── RECORDS FOR THIS EXERCISE ──

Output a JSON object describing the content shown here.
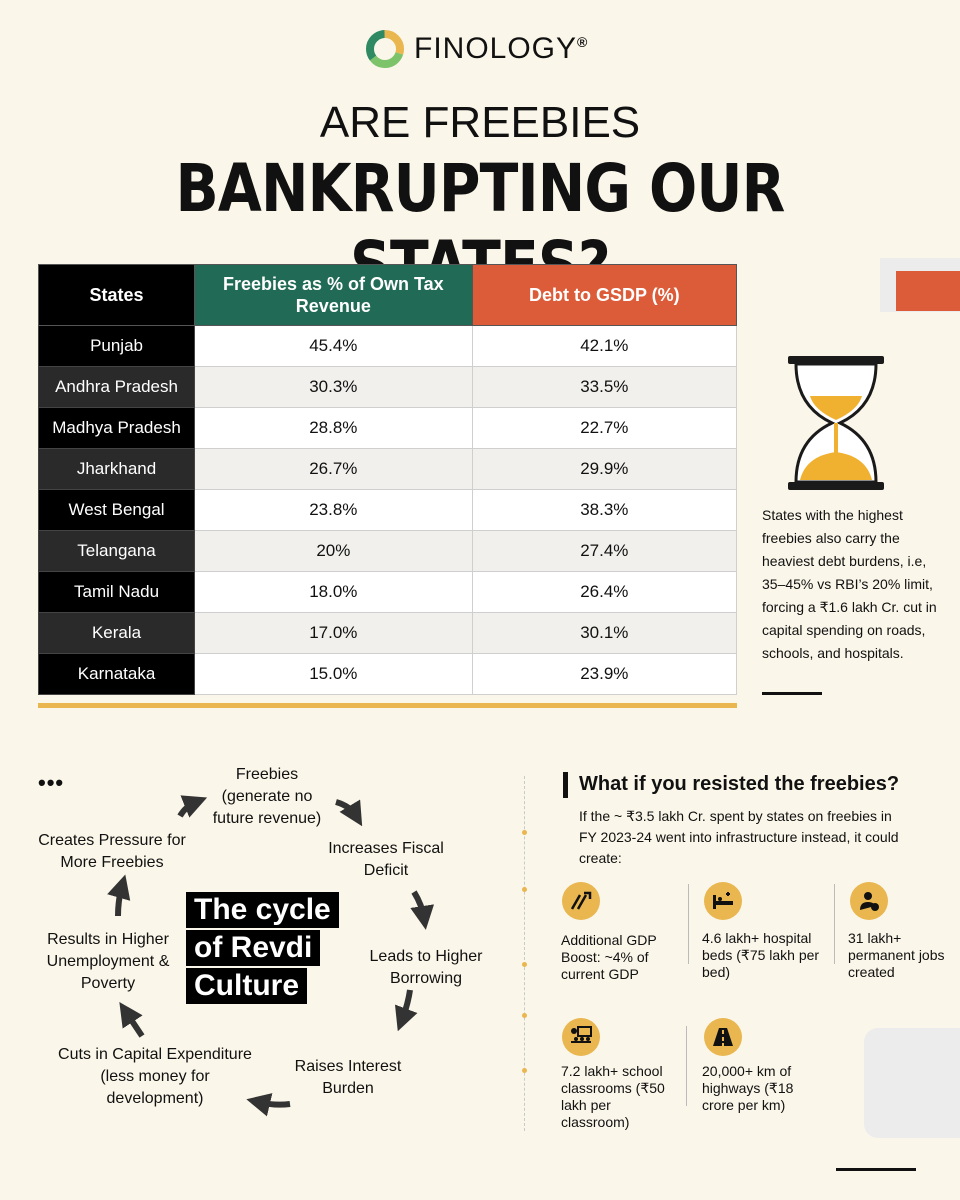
{
  "brand": {
    "name": "FINOLOGY",
    "reg": "®"
  },
  "title": {
    "line1": "ARE FREEBIES",
    "line2": "BANKRUPTING OUR STATES?"
  },
  "table": {
    "headers": [
      "States",
      "Freebies as % of Own Tax Revenue",
      "Debt to GSDP (%)"
    ],
    "rows": [
      {
        "state": "Punjab",
        "freebies": "45.4%",
        "debt": "42.1%"
      },
      {
        "state": "Andhra Pradesh",
        "freebies": "30.3%",
        "debt": "33.5%"
      },
      {
        "state": "Madhya Pradesh",
        "freebies": "28.8%",
        "debt": "22.7%"
      },
      {
        "state": "Jharkhand",
        "freebies": "26.7%",
        "debt": "29.9%"
      },
      {
        "state": "West Bengal",
        "freebies": "23.8%",
        "debt": "38.3%"
      },
      {
        "state": "Telangana",
        "freebies": "20%",
        "debt": "27.4%"
      },
      {
        "state": "Tamil Nadu",
        "freebies": "18.0%",
        "debt": "26.4%"
      },
      {
        "state": "Kerala",
        "freebies": "17.0%",
        "debt": "30.1%"
      },
      {
        "state": "Karnataka",
        "freebies": "15.0%",
        "debt": "23.9%"
      }
    ]
  },
  "side_note": "States with the highest freebies also carry the heaviest debt burdens, i.e, 35–45% vs RBI’s 20% limit, forcing a ₹1.6 lakh Cr. cut in capital spending on roads, schools, and hospitals.",
  "cycle": {
    "dots": "•••",
    "title_lines": [
      "The cycle",
      "of Revdi",
      "Culture"
    ],
    "steps": [
      "Freebies (generate no future revenue)",
      "Increases Fiscal Deficit",
      "Leads to Higher Borrowing",
      "Raises Interest Burden",
      "Cuts in Capital Expenditure (less money for development)",
      "Results in Higher Unemployment & Poverty",
      "Creates Pressure for More Freebies"
    ]
  },
  "what_if": {
    "title": "What if you resisted the freebies?",
    "description": "If the ~ ₹3.5 lakh Cr. spent by states on freebies in FY 2023-24 went into infrastructure instead, it could create:",
    "stats": [
      {
        "icon": "gdp-growth-icon",
        "text": "Additional GDP Boost: ~4% of current GDP"
      },
      {
        "icon": "hospital-bed-icon",
        "text": "4.6 lakh+ hospital beds (₹75 lakh per bed)"
      },
      {
        "icon": "worker-icon",
        "text": "31 lakh+ permanent jobs created"
      },
      {
        "icon": "classroom-icon",
        "text": "7.2 lakh+ school classrooms (₹50 lakh per classroom)"
      },
      {
        "icon": "highway-icon",
        "text": "20,000+ km of highways (₹18 crore per km)"
      }
    ]
  },
  "colors": {
    "background": "#faf6e9",
    "green": "#216a55",
    "orange": "#dc5c39",
    "gold": "#e9b64f",
    "black": "#000000"
  }
}
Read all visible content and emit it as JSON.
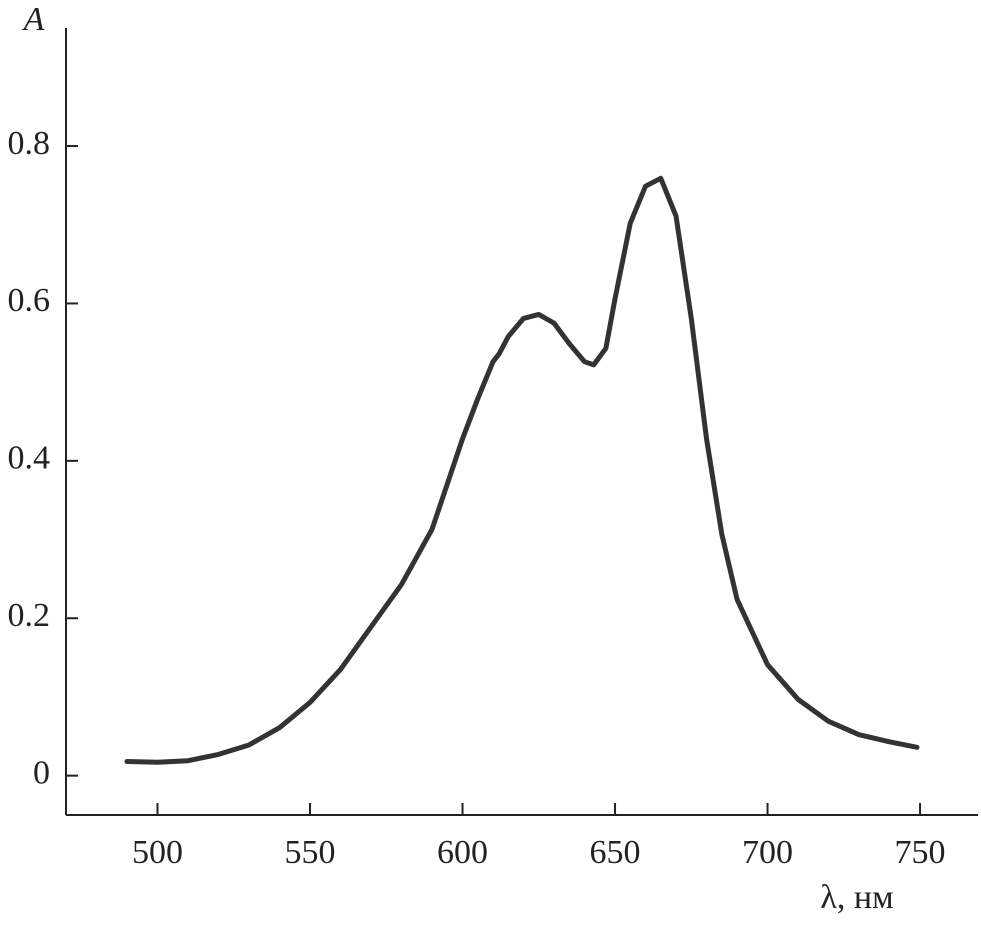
{
  "chart_data": {
    "type": "line",
    "x_label": "λ, нм",
    "y_label": "A",
    "x": [
      490,
      500,
      510,
      520,
      530,
      540,
      550,
      560,
      570,
      580,
      590,
      600,
      605,
      610,
      612,
      615,
      620,
      625,
      630,
      635,
      640,
      643,
      647,
      650,
      655,
      660,
      665,
      670,
      675,
      680,
      685,
      690,
      700,
      710,
      720,
      730,
      740,
      749
    ],
    "series": [
      {
        "color": "#333333",
        "values": [
          0.018,
          0.017,
          0.019,
          0.027,
          0.039,
          0.061,
          0.093,
          0.135,
          0.189,
          0.243,
          0.313,
          0.428,
          0.479,
          0.526,
          0.536,
          0.558,
          0.581,
          0.586,
          0.575,
          0.549,
          0.526,
          0.522,
          0.543,
          0.606,
          0.702,
          0.749,
          0.759,
          0.711,
          0.581,
          0.428,
          0.307,
          0.224,
          0.141,
          0.097,
          0.069,
          0.052,
          0.043,
          0.036
        ]
      }
    ],
    "xlim": [
      470,
      769
    ],
    "xticks": [
      500,
      550,
      600,
      650,
      700,
      750
    ],
    "ylim": [
      -0.05,
      0.95
    ],
    "yticks": [
      0,
      0.2,
      0.4,
      0.6,
      0.8
    ],
    "grid": false
  }
}
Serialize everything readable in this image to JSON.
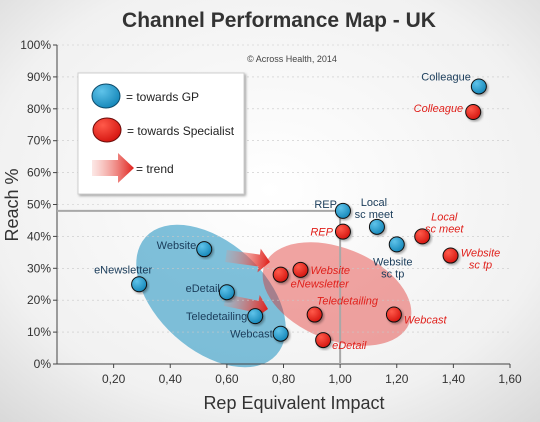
{
  "chart_data": {
    "type": "scatter",
    "title": "Channel Performance Map - UK",
    "xlabel": "Rep Equivalent Impact",
    "ylabel": "Reach %",
    "xlim": [
      0.0,
      1.6
    ],
    "ylim": [
      0,
      100
    ],
    "xticks": [
      0.2,
      0.4,
      0.6,
      0.8,
      1.0,
      1.2,
      1.4,
      1.6
    ],
    "xtick_labels": [
      "0,20",
      "0,40",
      "0,60",
      "0,80",
      "1,00",
      "1,20",
      "1,40",
      "1,60"
    ],
    "yticks": [
      0,
      10,
      20,
      30,
      40,
      50,
      60,
      70,
      80,
      90,
      100
    ],
    "ytick_labels": [
      "0%",
      "10%",
      "20%",
      "30%",
      "40%",
      "50%",
      "60%",
      "70%",
      "80%",
      "90%",
      "100%"
    ],
    "annotation": "© Across Health, 2014",
    "reference_point": {
      "x": 1.0,
      "y": 48
    },
    "legend": {
      "placement": "top-left",
      "entries": [
        {
          "label": "= towards GP",
          "color": "#1a8fc0"
        },
        {
          "label": "= towards Specialist",
          "color": "#e0201b"
        },
        {
          "label": "= trend",
          "color": "#e0201b"
        }
      ]
    },
    "series": [
      {
        "color": "#1a8fc0",
        "points": [
          {
            "label": "Colleague",
            "x": 1.49,
            "y": 87
          },
          {
            "label": "REP",
            "x": 1.01,
            "y": 48
          },
          {
            "label": "Local sc meet",
            "x": 1.13,
            "y": 43
          },
          {
            "label": "Website sc tp",
            "x": 1.2,
            "y": 37.5
          },
          {
            "label": "Website",
            "x": 0.52,
            "y": 36
          },
          {
            "label": "eNewsletter",
            "x": 0.29,
            "y": 25
          },
          {
            "label": "eDetail",
            "x": 0.6,
            "y": 22.5
          },
          {
            "label": "Teledetailing",
            "x": 0.7,
            "y": 15
          },
          {
            "label": "Webcast",
            "x": 0.79,
            "y": 9.5
          }
        ]
      },
      {
        "color": "#e0201b",
        "points": [
          {
            "label": "Colleague",
            "x": 1.47,
            "y": 79
          },
          {
            "label": "REP",
            "x": 1.01,
            "y": 41.5
          },
          {
            "label": "Local sc meet",
            "x": 1.29,
            "y": 40
          },
          {
            "label": "Website sc tp",
            "x": 1.39,
            "y": 34
          },
          {
            "label": "Website",
            "x": 0.86,
            "y": 29.5
          },
          {
            "label": "eNewsletter",
            "x": 0.79,
            "y": 28
          },
          {
            "label": "Teledetailing",
            "x": 0.91,
            "y": 15.5
          },
          {
            "label": "Webcast",
            "x": 1.19,
            "y": 15.5
          },
          {
            "label": "eDetail",
            "x": 0.94,
            "y": 7.5
          }
        ]
      }
    ]
  }
}
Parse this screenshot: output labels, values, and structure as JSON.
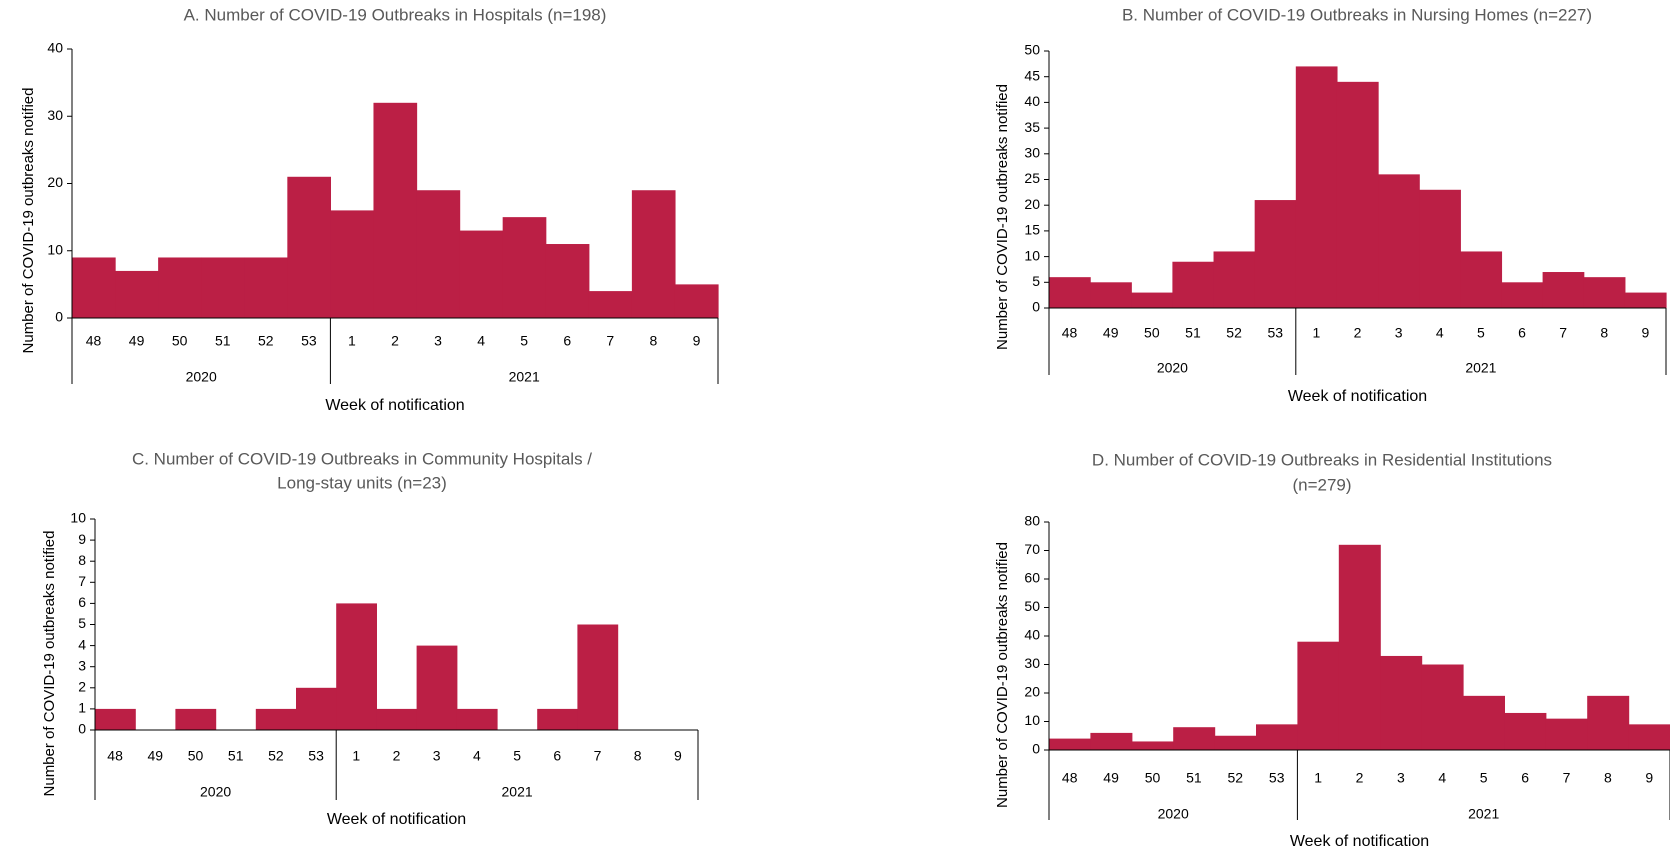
{
  "colors": {
    "bar": "#BB1F45",
    "axis": "#000000",
    "title": "#595959"
  },
  "chart_data": [
    {
      "type": "bar",
      "title_lines": [
        "A. Number of COVID-19 Outbreaks in Hospitals (n=198)"
      ],
      "xlabel": "Week of notification",
      "ylabel": "Number of COVID-19 outbreaks notified",
      "ylim": [
        0,
        40
      ],
      "yticks": [
        "0",
        "10",
        "20",
        "30",
        "40"
      ],
      "categories": [
        "48",
        "49",
        "50",
        "51",
        "52",
        "53",
        "1",
        "2",
        "3",
        "4",
        "5",
        "6",
        "7",
        "8",
        "9"
      ],
      "groups": [
        {
          "label": "2020",
          "count": 6
        },
        {
          "label": "2021",
          "count": 9
        }
      ],
      "values": [
        9,
        7,
        9,
        9,
        9,
        21,
        16,
        32,
        19,
        13,
        15,
        11,
        4,
        19,
        5
      ]
    },
    {
      "type": "bar",
      "title_lines": [
        "B. Number of COVID-19 Outbreaks in Nursing Homes (n=227)"
      ],
      "xlabel": "Week of notification",
      "ylabel": "Number of COVID-19 outbreaks notified",
      "ylim": [
        0,
        50
      ],
      "yticks": [
        "0",
        "5",
        "10",
        "15",
        "20",
        "25",
        "30",
        "35",
        "40",
        "45",
        "50"
      ],
      "categories": [
        "48",
        "49",
        "50",
        "51",
        "52",
        "53",
        "1",
        "2",
        "3",
        "4",
        "5",
        "6",
        "7",
        "8",
        "9"
      ],
      "groups": [
        {
          "label": "2020",
          "count": 6
        },
        {
          "label": "2021",
          "count": 9
        }
      ],
      "values": [
        6,
        5,
        3,
        9,
        11,
        21,
        47,
        44,
        26,
        23,
        11,
        5,
        7,
        6,
        3
      ]
    },
    {
      "type": "bar",
      "title_lines": [
        "C. Number of COVID-19 Outbreaks in Community Hospitals /",
        "Long-stay units (n=23)"
      ],
      "xlabel": "Week of notification",
      "ylabel": "Number of COVID-19 outbreaks notified",
      "ylim": [
        0,
        10
      ],
      "yticks": [
        "0",
        "1",
        "2",
        "3",
        "4",
        "5",
        "6",
        "7",
        "8",
        "9",
        "10"
      ],
      "categories": [
        "48",
        "49",
        "50",
        "51",
        "52",
        "53",
        "1",
        "2",
        "3",
        "4",
        "5",
        "6",
        "7",
        "8",
        "9"
      ],
      "groups": [
        {
          "label": "2020",
          "count": 6
        },
        {
          "label": "2021",
          "count": 9
        }
      ],
      "values": [
        1,
        0,
        1,
        0,
        1,
        2,
        6,
        1,
        4,
        1,
        0,
        1,
        5,
        0,
        0
      ]
    },
    {
      "type": "bar",
      "title_lines": [
        "D. Number of COVID-19 Outbreaks in Residential Institutions",
        "(n=279)"
      ],
      "xlabel": "Week of notification",
      "ylabel": "Number of COVID-19 outbreaks notified",
      "ylim": [
        0,
        80
      ],
      "yticks": [
        "0",
        "10",
        "20",
        "30",
        "40",
        "50",
        "60",
        "70",
        "80"
      ],
      "categories": [
        "48",
        "49",
        "50",
        "51",
        "52",
        "53",
        "1",
        "2",
        "3",
        "4",
        "5",
        "6",
        "7",
        "8",
        "9"
      ],
      "groups": [
        {
          "label": "2020",
          "count": 6
        },
        {
          "label": "2021",
          "count": 9
        }
      ],
      "values": [
        4,
        6,
        3,
        8,
        5,
        9,
        38,
        72,
        33,
        30,
        19,
        13,
        11,
        19,
        9
      ]
    }
  ]
}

───

TASK BRIEF: Go through the data above and find the lines with the word "content". Copy each of those lines.

THE SOLUTION:
Output a JSON object describing the content shown here.
Read all visible content and emit it as JSON.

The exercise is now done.